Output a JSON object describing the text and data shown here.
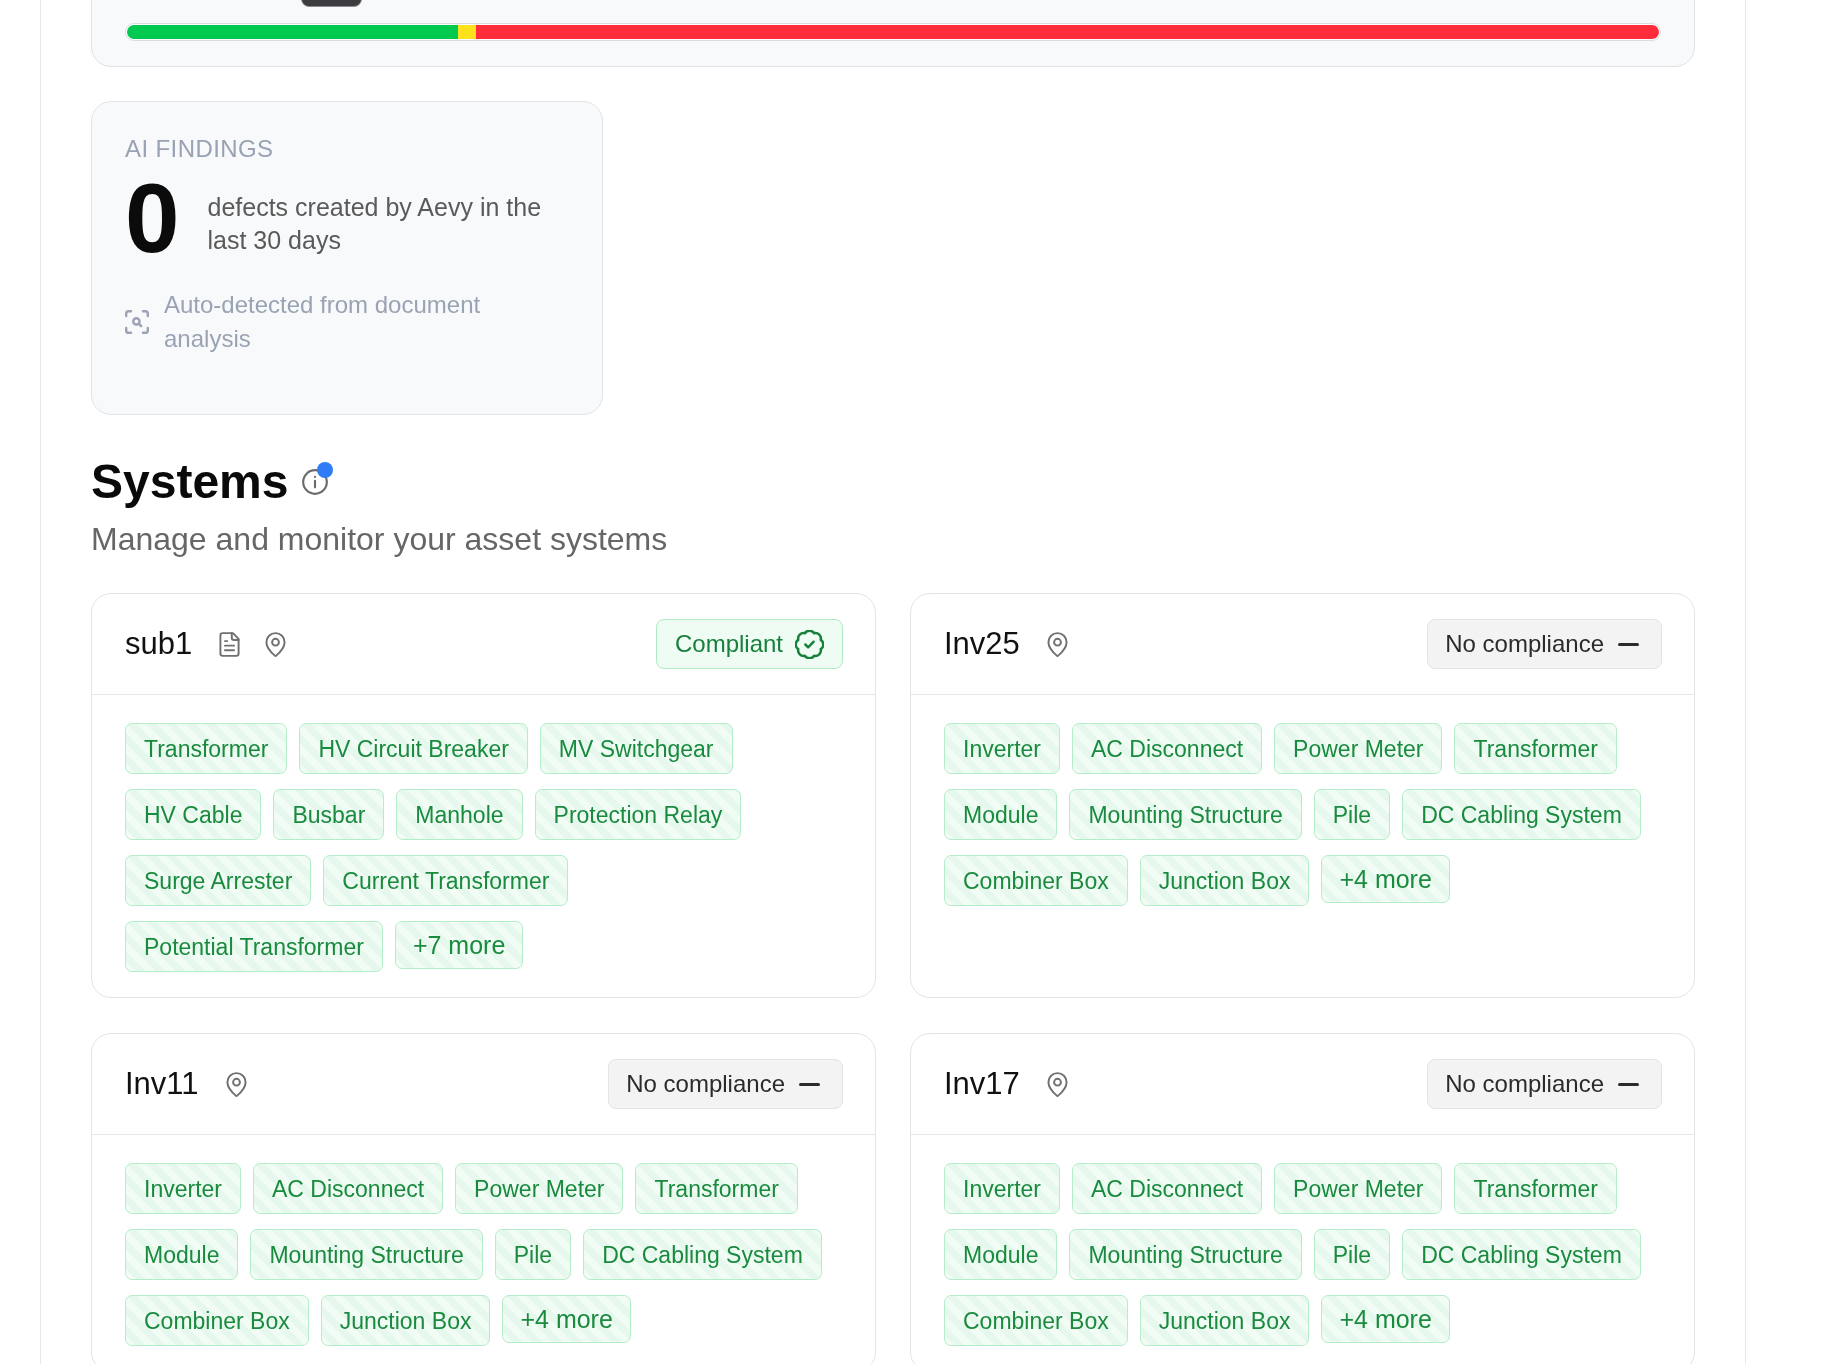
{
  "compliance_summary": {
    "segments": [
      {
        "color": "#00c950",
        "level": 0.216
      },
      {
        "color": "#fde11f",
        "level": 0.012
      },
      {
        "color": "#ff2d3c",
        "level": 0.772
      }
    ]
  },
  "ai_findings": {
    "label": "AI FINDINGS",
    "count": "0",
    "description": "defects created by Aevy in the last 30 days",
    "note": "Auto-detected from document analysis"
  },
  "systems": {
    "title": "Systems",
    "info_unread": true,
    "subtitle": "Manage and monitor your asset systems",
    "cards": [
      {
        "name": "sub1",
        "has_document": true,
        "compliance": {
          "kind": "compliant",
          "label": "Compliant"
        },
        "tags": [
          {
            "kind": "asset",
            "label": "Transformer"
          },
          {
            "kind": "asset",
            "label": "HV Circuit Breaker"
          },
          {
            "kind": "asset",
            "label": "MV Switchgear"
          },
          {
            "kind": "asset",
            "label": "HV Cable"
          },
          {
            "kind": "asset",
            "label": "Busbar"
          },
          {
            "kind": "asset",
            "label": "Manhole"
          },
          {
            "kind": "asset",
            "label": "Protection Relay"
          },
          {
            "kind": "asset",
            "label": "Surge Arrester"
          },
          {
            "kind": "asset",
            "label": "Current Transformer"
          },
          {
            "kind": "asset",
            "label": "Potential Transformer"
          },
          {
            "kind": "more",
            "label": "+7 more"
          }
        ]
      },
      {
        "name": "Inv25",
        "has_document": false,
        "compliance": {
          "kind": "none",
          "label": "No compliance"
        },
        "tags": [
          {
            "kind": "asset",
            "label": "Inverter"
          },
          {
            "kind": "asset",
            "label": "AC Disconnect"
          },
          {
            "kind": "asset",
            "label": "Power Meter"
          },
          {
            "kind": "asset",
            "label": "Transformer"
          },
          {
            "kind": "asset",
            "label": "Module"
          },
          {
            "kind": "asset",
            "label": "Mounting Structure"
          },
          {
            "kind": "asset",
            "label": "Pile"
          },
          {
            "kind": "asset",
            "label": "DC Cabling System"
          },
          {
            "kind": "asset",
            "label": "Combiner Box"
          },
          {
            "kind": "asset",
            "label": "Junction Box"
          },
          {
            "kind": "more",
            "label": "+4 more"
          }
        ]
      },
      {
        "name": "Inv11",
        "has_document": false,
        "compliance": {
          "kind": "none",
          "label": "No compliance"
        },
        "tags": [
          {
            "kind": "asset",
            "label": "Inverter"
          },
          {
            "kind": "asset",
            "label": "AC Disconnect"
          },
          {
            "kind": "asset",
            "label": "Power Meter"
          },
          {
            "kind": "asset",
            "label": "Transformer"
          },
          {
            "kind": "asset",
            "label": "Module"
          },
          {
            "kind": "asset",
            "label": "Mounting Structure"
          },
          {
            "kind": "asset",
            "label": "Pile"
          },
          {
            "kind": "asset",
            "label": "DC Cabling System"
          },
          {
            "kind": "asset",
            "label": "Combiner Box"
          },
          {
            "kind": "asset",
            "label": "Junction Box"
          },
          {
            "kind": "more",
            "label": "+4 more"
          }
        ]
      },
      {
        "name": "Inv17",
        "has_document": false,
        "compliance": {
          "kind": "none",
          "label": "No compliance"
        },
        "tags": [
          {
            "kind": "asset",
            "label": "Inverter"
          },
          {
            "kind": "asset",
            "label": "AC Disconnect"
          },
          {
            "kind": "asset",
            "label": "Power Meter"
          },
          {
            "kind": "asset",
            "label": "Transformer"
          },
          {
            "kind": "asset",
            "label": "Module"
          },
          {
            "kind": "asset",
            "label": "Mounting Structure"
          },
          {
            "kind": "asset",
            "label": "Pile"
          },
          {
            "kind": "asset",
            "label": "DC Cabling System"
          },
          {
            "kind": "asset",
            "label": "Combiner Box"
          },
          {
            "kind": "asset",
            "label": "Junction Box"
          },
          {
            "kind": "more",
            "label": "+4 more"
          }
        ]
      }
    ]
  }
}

⁂

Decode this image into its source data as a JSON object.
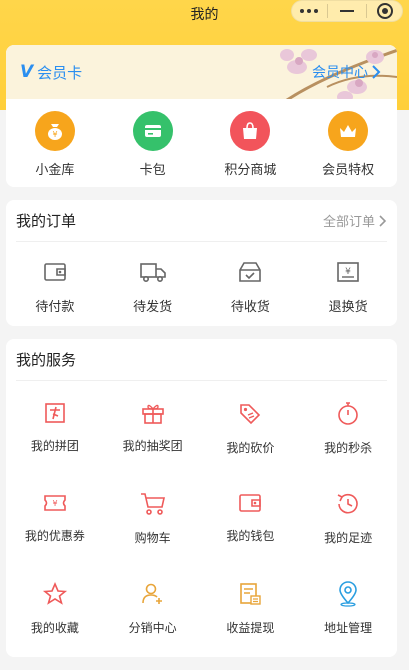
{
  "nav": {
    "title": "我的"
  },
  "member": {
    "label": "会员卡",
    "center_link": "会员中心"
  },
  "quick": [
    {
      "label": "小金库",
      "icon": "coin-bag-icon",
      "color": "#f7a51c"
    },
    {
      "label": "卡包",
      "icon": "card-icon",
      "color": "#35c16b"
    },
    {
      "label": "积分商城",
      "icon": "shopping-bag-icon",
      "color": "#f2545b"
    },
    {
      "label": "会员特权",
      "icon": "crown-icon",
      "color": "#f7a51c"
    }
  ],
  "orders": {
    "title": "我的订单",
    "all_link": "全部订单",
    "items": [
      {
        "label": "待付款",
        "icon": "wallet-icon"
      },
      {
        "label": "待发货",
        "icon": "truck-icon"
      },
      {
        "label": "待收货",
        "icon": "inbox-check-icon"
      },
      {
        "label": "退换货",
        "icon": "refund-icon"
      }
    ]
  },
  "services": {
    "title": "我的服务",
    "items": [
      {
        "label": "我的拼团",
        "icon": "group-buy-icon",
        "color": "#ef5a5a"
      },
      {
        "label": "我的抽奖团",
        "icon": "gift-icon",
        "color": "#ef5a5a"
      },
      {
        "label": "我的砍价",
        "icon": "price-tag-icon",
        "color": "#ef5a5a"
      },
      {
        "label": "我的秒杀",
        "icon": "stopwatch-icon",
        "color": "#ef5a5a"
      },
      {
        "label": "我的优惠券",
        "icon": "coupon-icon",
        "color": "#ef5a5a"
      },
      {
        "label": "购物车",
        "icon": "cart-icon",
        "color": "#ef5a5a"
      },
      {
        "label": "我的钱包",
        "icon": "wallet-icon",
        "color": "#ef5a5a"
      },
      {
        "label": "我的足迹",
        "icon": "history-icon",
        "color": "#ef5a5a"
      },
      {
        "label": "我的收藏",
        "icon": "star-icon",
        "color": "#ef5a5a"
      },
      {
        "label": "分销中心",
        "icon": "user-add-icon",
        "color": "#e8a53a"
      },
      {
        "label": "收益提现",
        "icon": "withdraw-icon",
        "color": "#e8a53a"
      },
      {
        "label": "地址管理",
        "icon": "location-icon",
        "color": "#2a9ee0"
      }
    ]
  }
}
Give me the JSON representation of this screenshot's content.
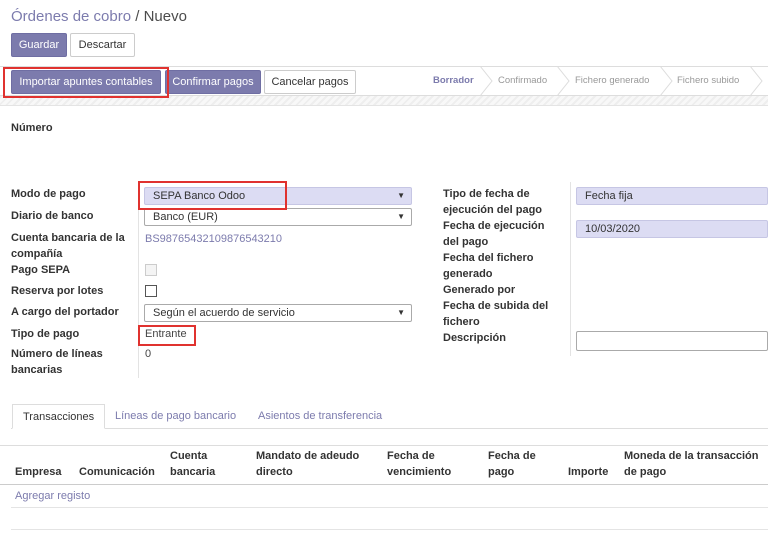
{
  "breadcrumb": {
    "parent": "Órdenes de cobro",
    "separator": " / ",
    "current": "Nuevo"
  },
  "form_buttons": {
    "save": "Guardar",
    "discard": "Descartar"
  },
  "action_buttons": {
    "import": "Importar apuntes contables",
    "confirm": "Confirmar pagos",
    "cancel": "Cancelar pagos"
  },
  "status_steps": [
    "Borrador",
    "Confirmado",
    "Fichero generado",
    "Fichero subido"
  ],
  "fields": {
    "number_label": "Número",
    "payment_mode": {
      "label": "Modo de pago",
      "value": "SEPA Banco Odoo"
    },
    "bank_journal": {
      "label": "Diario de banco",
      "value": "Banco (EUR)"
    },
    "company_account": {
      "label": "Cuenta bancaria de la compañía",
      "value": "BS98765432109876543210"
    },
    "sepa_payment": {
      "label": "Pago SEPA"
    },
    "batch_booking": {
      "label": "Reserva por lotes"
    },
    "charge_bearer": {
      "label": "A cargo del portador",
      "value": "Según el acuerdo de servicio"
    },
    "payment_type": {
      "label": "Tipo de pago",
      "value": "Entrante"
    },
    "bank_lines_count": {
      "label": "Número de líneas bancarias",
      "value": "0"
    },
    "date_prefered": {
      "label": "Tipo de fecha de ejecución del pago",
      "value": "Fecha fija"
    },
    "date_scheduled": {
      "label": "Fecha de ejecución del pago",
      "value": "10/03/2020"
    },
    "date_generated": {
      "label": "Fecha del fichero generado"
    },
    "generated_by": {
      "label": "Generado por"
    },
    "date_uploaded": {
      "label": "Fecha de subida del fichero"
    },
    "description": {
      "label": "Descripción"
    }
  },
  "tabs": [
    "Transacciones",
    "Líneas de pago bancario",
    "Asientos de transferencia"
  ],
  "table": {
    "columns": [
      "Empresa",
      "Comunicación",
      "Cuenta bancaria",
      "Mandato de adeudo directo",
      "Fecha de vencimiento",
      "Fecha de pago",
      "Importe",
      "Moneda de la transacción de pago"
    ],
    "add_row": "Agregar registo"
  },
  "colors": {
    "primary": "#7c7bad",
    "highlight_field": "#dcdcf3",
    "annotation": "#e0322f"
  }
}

⁂

• TASK DIRECTIONS: Gather all lines where the word "name" appears.

• WRITTEN RESPONSE:
        "name": "sub1",
        "name": "Inv25",
        "name": "Inv11",
        "name": "Inv17",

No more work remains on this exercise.